Wherever the word "JSON" shows up in a line, please copy that line.

> EXERCISE INPUTS:
>> Begin

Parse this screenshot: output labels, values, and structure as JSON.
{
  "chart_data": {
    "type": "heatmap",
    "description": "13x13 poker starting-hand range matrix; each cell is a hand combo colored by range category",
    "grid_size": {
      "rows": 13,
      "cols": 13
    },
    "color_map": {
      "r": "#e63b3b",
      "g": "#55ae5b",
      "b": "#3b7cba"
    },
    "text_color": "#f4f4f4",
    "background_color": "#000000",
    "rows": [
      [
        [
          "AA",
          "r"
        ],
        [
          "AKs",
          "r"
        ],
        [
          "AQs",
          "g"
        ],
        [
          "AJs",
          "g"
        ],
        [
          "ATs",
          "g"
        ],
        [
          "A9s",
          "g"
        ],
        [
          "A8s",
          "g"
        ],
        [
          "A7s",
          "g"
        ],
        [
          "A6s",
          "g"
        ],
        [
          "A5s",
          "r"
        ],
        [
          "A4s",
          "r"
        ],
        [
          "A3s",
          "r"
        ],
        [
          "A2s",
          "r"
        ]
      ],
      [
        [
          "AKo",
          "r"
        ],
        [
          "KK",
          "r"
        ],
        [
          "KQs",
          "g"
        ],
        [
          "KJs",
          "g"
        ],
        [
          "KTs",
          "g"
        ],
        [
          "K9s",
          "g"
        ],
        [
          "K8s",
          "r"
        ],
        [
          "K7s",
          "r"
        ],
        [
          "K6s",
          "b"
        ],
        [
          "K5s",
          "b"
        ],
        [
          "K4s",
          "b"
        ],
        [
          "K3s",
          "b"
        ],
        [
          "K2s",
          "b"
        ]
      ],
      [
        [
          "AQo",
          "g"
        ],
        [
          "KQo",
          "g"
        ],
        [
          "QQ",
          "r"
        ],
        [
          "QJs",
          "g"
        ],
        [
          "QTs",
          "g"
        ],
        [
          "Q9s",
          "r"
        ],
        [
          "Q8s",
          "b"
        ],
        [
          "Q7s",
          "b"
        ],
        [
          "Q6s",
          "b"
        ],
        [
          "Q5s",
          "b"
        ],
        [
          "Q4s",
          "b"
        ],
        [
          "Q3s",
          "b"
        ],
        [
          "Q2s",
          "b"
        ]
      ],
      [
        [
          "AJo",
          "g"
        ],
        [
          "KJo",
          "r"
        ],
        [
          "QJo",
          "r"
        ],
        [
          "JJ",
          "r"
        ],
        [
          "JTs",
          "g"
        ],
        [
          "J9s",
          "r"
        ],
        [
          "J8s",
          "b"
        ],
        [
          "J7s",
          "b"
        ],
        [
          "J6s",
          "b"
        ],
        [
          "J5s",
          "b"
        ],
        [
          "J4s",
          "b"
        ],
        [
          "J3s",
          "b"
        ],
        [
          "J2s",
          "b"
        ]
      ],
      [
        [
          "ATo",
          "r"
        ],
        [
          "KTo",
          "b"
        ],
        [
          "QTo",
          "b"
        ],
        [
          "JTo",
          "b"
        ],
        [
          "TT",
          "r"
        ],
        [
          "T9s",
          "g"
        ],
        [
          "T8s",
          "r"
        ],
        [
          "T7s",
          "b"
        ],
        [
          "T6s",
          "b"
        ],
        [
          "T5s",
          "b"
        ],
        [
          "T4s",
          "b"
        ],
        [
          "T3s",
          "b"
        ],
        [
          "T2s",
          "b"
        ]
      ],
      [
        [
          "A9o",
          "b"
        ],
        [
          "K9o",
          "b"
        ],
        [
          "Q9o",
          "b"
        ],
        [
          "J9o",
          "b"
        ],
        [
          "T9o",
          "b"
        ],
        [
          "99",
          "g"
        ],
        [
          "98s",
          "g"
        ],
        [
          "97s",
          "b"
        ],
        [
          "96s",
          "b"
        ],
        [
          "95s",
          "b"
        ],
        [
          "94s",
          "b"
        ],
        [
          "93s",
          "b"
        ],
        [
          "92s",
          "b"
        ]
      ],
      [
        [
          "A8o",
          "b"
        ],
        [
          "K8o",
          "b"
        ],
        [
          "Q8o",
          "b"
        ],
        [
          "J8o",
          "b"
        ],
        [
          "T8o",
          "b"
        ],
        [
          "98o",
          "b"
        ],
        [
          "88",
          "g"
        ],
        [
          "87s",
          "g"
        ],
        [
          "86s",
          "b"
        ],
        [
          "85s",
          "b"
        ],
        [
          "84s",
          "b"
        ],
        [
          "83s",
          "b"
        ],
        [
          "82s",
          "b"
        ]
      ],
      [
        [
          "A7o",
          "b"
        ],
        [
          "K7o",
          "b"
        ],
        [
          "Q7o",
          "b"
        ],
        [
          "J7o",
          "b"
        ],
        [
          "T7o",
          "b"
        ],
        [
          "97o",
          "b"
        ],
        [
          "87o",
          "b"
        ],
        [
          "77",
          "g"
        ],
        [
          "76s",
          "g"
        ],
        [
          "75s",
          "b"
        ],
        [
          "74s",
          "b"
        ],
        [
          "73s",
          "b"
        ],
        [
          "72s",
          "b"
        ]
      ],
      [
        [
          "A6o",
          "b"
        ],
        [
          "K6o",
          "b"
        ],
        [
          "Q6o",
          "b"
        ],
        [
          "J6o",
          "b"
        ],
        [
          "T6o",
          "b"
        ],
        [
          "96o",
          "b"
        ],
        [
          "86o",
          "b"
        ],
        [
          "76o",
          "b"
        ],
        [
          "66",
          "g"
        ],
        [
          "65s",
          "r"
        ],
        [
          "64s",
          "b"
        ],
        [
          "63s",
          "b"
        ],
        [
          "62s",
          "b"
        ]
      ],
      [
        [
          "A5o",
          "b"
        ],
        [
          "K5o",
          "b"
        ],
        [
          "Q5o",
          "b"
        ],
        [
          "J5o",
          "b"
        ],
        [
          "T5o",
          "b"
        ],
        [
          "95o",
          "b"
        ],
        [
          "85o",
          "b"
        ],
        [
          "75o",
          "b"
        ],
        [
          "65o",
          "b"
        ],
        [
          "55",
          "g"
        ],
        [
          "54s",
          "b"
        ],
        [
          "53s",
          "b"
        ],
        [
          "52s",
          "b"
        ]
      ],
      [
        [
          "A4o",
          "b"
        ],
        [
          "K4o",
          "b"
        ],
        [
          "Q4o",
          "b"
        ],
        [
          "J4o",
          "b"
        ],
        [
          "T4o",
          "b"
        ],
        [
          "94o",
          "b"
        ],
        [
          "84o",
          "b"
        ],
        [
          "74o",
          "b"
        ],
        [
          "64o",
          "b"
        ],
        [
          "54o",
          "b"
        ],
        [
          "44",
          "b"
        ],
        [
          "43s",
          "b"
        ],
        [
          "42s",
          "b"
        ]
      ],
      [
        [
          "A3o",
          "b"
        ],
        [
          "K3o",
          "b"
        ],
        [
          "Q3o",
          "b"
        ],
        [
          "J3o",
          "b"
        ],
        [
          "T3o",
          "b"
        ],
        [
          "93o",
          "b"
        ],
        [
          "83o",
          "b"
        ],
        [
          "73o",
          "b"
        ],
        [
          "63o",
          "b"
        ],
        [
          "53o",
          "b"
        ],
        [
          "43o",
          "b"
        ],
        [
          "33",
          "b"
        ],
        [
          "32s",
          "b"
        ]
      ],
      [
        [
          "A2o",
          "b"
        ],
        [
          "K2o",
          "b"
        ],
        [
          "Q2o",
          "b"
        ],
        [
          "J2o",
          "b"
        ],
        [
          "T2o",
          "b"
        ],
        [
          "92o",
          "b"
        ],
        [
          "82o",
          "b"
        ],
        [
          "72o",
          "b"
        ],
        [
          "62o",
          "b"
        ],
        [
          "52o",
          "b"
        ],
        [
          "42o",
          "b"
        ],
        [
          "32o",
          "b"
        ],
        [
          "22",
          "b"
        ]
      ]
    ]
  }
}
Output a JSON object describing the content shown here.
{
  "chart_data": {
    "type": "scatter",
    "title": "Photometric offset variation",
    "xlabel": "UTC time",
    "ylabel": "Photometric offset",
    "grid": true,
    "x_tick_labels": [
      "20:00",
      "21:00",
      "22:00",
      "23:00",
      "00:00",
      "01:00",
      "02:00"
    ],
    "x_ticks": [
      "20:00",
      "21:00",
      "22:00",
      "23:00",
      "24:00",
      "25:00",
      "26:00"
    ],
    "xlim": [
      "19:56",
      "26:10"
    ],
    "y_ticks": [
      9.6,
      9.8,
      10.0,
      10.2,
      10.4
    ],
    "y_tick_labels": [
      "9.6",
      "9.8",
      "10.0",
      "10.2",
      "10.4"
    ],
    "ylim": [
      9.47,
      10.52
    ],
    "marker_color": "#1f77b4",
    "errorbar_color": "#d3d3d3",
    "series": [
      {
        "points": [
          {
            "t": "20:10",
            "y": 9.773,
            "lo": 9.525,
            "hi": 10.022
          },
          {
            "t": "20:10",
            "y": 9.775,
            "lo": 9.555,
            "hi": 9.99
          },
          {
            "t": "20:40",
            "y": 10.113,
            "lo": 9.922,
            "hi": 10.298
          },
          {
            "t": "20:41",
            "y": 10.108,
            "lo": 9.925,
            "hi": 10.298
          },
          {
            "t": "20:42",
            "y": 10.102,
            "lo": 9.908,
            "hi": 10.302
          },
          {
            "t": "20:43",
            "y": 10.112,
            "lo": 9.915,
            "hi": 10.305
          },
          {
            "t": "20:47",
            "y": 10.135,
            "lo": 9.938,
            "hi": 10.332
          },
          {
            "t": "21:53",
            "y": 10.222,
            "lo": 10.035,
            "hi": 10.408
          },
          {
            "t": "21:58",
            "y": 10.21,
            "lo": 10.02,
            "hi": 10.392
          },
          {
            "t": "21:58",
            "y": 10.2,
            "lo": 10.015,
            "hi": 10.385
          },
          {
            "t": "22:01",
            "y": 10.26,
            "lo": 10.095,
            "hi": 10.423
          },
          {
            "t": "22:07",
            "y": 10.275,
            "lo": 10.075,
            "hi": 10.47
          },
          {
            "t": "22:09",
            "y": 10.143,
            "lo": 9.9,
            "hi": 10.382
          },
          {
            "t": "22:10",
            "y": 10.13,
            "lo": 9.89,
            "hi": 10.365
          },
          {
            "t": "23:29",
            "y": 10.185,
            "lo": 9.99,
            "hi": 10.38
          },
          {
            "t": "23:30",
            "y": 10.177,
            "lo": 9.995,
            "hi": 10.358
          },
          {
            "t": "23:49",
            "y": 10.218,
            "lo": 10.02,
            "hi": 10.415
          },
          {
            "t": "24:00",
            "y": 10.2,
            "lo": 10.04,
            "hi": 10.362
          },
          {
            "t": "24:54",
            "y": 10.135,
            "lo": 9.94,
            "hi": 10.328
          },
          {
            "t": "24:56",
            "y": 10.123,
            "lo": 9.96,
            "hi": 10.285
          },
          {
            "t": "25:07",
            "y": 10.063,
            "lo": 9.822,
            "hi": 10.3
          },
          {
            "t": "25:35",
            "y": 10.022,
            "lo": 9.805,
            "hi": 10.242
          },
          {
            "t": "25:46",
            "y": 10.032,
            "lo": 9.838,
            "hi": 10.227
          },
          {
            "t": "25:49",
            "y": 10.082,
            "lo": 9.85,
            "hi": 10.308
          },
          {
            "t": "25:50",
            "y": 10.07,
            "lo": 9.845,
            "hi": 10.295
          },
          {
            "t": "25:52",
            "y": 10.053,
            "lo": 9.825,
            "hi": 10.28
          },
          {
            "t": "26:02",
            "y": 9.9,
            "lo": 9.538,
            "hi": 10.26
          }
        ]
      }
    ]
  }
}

>> End

> TASK RESPONSE:
Parse this screenshot: output labels, values, and structure as JSON.
Output a JSON object describing the content shown here.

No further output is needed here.